Text:
BLinkbetweenBookCover

Between Memory and Forgetting: Massacre and the Modi Years in Gujarat;Harsh Mander; Yoda Press; Non-fiction; ₹450

 

Every second Indian in the country today was born after the Babri Masjid demolition in 1992 and the rise of Hindutva, the author tells BL ink during an interaction at his home in New Delhi. “So a lot of young people in the country don’t know what it was like to live in a country that was differently imagined — even if imperfectly realised.”

Mander terms the demolition of the 16th-century mosque in Ayodhya by Hindu nationalist organisations as a gestalt shift, the first moment of triumph of Hindutva politics, changing the way it was perceived in India. “If you go back to the days of the freedom struggle, the battle was not just against colonisation but also to define what India would become after Independence,” he says.

Among the ideas that took shape at the time was that of a separate nation for Muslims, where the underlying idea was of safety in sameness. “Sameness here was defined along the single axis of religious identity. But the idea of India was not a quest for sameness, but a respect for difference,” he says. A third strand of ideology, which conceptualised India as a majoritarian Hindu state, emerged. “With the assassination of MK Gandhi, it appeared that these alternate majoritarian ideas of India were put to rest. It was agreed that India would belong equally to everyone.”

But that was not the case. Around the late ’80s, far-right Hindu organisations such as the Rashtriya Swayamsevak Sangh and the Vishva Hindu Parishad were looking for a symbol that would force open the question that was seemingly settled with Gandhi’s death — namely, what were the terms under which minorities were allowed to live in a Hindu-majority nation? “Babri Masjid became that symbol — and it was a very powerful one at that,” Mander says. The dispute over the Babri Masjid centres on the claim by Hindus that it was built over a temple that marked the birthplace of Lord Ram.

In 1989, senior Bharatiya Janata Party politician LK Advani took out a rath yatra or cross-country mobilisation of support for the construction of a Ram temple in place of the Babri Masjid. At the time, Mander was a district collector in Madhya Pradesh. “I saw India changing as the rath moved through each village and town. People would line up with offerings of bricks for the Ram temple,” he recalls. “The demolition of the mosque was the first triumph of Hindu supremacism. And those who were cheering it on eventually became the people who now lead the country.”

During the Gujarat riots, the author, who was then on a sabbatical, took early retirement from the Indian Adminstrative Service shortly after witnessing first-hand the callous disregard of the state machinery towards citizens at the relief camps.

“I knew from experience that it’s a matter of hours — at most 24 — for any major conflagration to be put out, if state officials wanted to. I realised very quickly that what had happened was not a riot but a state-aided massacre,” he says, adding that such violence has become disturbingly commonplace in India of late.

But what is far more ominous, according to Mander, is the collective erosion of compassion in the country. “For every story of brutality in Gujarat, there were three stories I could find about kindness and courage. There was a broader resistance coming from people who were not from the Muslim community,” he says. But when he recently embarked on his Karwaan-e-Mohabbat, journeys to call on the survivors and victims of hate violence across 14 states, he realised the bitter truth about how much the country had since changed. “I was asking the families of people who were lynched — almost begging them to tell me — if someone offered help, if anyone tried to stop the lynching, but the answer is almost always ‘no’.”

“The collapse of the moral centre of our society is profound and we need to acknowledge the enormity of this moral crisis,” he concludes.

Mander is pulling at the arc of the moral universe, long as it is, but it requires more hands to make it bend towards justice. The book is a beginning.

Task:
From the article on Harsh Mander's book, extract verbatim the stretch from "In 1989, senior" through "the relief camps.". These records have no connection to the article.

Data records
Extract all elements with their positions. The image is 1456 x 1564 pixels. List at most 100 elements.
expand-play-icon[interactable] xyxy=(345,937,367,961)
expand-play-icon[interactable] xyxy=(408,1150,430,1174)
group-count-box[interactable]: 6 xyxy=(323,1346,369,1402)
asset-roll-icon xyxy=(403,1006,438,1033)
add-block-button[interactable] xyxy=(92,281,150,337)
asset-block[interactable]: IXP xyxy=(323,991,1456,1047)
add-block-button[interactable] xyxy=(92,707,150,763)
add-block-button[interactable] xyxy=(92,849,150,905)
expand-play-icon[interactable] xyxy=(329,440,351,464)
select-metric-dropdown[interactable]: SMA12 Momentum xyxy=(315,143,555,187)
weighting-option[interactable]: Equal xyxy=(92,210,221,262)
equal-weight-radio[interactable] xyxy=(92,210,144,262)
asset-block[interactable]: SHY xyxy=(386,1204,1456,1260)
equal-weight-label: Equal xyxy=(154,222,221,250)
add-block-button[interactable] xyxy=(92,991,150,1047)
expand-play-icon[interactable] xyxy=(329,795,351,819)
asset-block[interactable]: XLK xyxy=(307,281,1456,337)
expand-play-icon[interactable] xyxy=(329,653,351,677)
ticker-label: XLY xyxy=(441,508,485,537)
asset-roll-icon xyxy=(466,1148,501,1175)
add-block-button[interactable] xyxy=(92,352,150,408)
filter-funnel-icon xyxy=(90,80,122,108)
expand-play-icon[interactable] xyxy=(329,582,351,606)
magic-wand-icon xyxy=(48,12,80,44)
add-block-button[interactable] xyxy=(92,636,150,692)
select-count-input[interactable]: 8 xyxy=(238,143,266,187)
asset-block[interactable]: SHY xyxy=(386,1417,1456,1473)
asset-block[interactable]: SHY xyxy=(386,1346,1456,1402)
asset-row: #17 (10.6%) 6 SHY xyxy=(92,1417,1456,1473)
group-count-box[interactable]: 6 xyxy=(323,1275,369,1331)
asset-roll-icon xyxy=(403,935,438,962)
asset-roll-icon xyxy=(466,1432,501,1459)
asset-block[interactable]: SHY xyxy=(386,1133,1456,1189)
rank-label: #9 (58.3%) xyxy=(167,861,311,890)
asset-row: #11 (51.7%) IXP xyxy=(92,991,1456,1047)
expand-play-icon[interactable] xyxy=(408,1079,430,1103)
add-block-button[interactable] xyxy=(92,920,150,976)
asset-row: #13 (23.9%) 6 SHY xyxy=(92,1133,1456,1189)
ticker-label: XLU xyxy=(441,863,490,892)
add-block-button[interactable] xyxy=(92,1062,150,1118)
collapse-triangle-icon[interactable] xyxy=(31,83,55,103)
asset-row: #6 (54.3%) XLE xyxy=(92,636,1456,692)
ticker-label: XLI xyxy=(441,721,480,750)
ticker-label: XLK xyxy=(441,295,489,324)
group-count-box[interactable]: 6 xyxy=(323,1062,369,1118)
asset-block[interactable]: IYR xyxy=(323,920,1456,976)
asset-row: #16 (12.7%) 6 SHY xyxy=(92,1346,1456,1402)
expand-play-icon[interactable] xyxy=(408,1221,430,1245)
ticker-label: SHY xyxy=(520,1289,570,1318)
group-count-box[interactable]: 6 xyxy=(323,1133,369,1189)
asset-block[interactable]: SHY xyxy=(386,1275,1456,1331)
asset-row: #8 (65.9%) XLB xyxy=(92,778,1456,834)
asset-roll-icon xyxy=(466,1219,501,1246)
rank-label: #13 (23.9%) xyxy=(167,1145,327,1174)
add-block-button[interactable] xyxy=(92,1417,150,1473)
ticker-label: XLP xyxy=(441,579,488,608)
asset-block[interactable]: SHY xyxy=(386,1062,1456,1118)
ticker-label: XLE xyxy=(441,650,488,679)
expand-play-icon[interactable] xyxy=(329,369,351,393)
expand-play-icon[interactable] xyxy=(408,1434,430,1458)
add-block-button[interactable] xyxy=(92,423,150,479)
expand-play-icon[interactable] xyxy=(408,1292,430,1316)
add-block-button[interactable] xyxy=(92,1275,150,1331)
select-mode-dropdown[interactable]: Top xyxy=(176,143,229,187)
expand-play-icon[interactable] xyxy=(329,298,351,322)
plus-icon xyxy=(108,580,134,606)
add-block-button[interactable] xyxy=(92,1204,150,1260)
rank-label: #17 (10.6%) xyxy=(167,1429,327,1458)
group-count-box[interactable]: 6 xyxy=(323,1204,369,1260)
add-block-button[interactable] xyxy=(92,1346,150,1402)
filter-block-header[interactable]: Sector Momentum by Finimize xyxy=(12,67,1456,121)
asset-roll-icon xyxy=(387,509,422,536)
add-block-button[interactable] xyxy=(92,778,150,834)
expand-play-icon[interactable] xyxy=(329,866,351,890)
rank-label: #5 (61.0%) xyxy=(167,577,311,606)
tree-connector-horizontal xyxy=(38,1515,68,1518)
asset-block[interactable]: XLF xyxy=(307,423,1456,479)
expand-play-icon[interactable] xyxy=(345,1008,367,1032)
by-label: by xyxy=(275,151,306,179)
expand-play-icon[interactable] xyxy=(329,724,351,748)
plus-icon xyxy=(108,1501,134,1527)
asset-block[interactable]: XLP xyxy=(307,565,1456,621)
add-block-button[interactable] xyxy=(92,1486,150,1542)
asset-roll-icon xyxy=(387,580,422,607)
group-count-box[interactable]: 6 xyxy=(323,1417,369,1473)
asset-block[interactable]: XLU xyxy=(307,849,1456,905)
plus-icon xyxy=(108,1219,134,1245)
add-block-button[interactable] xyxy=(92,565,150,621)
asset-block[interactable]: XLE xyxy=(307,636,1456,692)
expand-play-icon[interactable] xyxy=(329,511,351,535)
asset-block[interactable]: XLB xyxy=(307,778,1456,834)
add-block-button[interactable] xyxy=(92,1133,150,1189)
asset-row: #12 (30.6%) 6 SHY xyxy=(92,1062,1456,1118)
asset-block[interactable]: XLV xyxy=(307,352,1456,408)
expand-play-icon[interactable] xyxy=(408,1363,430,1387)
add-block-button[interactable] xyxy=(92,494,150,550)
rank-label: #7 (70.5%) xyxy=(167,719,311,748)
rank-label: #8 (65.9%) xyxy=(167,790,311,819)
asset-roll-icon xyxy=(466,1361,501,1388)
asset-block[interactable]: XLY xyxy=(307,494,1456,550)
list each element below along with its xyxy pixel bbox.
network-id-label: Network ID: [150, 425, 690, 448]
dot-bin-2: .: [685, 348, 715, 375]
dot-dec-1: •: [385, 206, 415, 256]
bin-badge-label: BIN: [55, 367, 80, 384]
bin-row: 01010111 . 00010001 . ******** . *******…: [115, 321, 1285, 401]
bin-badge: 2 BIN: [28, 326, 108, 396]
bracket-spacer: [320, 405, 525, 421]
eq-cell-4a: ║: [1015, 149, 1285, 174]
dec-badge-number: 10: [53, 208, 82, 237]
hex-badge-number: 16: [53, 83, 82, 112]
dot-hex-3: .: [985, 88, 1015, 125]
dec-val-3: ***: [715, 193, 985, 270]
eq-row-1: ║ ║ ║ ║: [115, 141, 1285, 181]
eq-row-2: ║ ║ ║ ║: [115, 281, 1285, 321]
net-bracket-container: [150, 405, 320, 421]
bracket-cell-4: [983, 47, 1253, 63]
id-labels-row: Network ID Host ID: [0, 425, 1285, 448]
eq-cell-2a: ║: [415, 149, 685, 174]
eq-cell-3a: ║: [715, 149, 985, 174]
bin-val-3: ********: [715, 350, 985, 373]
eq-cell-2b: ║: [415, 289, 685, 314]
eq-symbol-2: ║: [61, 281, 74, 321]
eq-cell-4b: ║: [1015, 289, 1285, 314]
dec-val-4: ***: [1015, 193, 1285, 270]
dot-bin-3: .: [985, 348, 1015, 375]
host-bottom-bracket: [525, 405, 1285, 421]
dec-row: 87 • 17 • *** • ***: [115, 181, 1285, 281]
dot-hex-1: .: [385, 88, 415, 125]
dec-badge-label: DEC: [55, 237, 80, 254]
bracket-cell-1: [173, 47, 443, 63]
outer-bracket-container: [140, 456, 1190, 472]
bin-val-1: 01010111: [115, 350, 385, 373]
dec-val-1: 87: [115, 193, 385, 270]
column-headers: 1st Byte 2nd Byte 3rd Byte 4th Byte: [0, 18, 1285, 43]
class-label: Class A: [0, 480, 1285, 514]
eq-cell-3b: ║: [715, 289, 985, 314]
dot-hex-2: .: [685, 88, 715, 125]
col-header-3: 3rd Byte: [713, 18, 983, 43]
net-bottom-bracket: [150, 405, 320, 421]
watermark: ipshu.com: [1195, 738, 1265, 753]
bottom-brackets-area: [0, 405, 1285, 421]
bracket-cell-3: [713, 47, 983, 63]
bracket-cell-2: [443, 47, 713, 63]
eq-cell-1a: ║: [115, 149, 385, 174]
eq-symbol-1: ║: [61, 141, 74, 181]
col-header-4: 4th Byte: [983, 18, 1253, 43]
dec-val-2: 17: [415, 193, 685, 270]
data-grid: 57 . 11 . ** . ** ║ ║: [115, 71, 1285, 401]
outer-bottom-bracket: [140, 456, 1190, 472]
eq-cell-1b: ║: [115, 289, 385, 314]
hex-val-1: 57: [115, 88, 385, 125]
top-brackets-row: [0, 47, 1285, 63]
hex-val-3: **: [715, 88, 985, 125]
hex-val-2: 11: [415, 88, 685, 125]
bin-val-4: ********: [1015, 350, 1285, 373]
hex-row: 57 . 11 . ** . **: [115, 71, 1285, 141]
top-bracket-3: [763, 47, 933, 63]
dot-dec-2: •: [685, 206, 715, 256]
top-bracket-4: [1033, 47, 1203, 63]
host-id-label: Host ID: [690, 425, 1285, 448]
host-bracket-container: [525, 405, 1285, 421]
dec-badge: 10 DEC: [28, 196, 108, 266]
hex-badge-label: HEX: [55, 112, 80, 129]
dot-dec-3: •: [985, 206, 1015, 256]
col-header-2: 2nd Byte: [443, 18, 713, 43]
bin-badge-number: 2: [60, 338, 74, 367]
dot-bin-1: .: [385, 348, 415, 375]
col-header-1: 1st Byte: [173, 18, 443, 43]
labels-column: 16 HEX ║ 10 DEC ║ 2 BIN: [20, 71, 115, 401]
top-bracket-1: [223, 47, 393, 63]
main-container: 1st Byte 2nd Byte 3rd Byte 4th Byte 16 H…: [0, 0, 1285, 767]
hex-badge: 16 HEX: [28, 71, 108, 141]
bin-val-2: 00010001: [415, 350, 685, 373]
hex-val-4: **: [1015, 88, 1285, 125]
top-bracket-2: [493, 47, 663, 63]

Task output:
In 1989, senior Bharatiya Janata Party politician LK Advani took out a rath yatra or cross-country mobilisation of support for the construction of a Ram temple in place of the Babri Masjid. At the time, Mander was a district collector in Madhya Pradesh. “I saw India changing as the rath moved through each village and town. People would line up with offerings of bricks for the Ram temple,” he recalls. “The demolition of the mosque was the first triumph of Hindu supremacism. And those who were cheering it on eventually became the people who now lead the country.”

During the Gujarat riots, the author, who was then on a sabbatical, took early retirement from the Indian Adminstrative Service shortly after witnessing first-hand the callous disregard of the state machinery towards citizens at the relief camps.